▼

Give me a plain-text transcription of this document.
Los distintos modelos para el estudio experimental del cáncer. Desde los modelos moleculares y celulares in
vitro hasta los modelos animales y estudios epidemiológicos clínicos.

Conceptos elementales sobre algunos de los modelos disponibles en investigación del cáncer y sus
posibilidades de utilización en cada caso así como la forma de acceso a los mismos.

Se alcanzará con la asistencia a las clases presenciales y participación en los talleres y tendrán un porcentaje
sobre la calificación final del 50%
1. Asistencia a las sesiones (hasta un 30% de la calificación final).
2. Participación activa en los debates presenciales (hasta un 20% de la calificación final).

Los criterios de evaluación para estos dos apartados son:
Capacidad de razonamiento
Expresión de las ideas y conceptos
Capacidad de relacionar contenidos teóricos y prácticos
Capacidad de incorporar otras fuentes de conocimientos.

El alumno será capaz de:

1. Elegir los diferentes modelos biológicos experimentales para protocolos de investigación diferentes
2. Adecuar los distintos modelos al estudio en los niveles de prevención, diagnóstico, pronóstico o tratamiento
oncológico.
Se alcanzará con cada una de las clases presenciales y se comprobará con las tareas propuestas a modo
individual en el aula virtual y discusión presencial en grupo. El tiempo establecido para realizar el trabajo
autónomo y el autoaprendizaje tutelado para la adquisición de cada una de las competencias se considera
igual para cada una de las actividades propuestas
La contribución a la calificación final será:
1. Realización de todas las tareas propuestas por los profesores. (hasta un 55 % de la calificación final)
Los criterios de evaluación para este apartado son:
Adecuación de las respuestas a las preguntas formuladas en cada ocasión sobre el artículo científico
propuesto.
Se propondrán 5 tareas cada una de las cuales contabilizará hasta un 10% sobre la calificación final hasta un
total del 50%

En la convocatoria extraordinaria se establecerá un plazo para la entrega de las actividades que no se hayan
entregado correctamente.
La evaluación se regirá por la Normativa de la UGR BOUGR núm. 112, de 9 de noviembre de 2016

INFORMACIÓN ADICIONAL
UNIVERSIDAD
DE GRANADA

▲

Using the material above, print every entry exactly as written.

THE ANSWER:
Give me a plain-text transcription of this document.
Los distintos modelos para el estudio experimental del cáncer. Desde los modelos moleculares y celulares in
vitro hasta los modelos animales y estudios epidemiológicos clínicos.

Conceptos elementales sobre algunos de los modelos disponibles en investigación del cáncer y sus
posibilidades de utilización en cada caso así como la forma de acceso a los mismos.

Se alcanzará con la asistencia a las clases presenciales y participación en los talleres y tendrán un porcentaje
sobre la calificación final del 50%
1. Asistencia a las sesiones (hasta un 30% de la calificación final).
2. Participación activa en los debates presenciales (hasta un 20% de la calificación final).

Los criterios de evaluación para estos dos apartados son:
Capacidad de razonamiento
Expresión de las ideas y conceptos
Capacidad de relacionar contenidos teóricos y prácticos
Capacidad de incorporar otras fuentes de conocimientos.

El alumno será capaz de:

1. Elegir los diferentes modelos biológicos experimentales para protocolos de investigación diferentes
2. Adecuar los distintos modelos al estudio en los niveles de prevención, diagnóstico, pronóstico o tratamiento
oncológico.
Se alcanzará con cada una de las clases presenciales y se comprobará con las tareas propuestas a modo
individual en el aula virtual y discusión presencial en grupo. El tiempo establecido para realizar el trabajo
autónomo y el autoaprendizaje tutelado para la adquisición de cada una de las competencias se considera
igual para cada una de las actividades propuestas
La contribución a la calificación final será:
1. Realización de todas las tareas propuestas por los profesores. (hasta un 55 % de la calificación final)
Los criterios de evaluación para este apartado son:
Adecuación de las respuestas a las preguntas formuladas en cada ocasión sobre el artículo científico
propuesto.
Se propondrán 5 tareas cada una de las cuales contabilizará hasta un 10% sobre la calificación final hasta un
total del 50%

En la convocatoria extraordinaria se establecerá un plazo para la entrega de las actividades que no se hayan
entregado correctamente.
La evaluación se regirá por la Normativa de la UGR BOUGR núm. 112, de 9 de noviembre de 2016

INFORMACIÓN ADICIONAL
UNIVERSIDAD
DE GRANADA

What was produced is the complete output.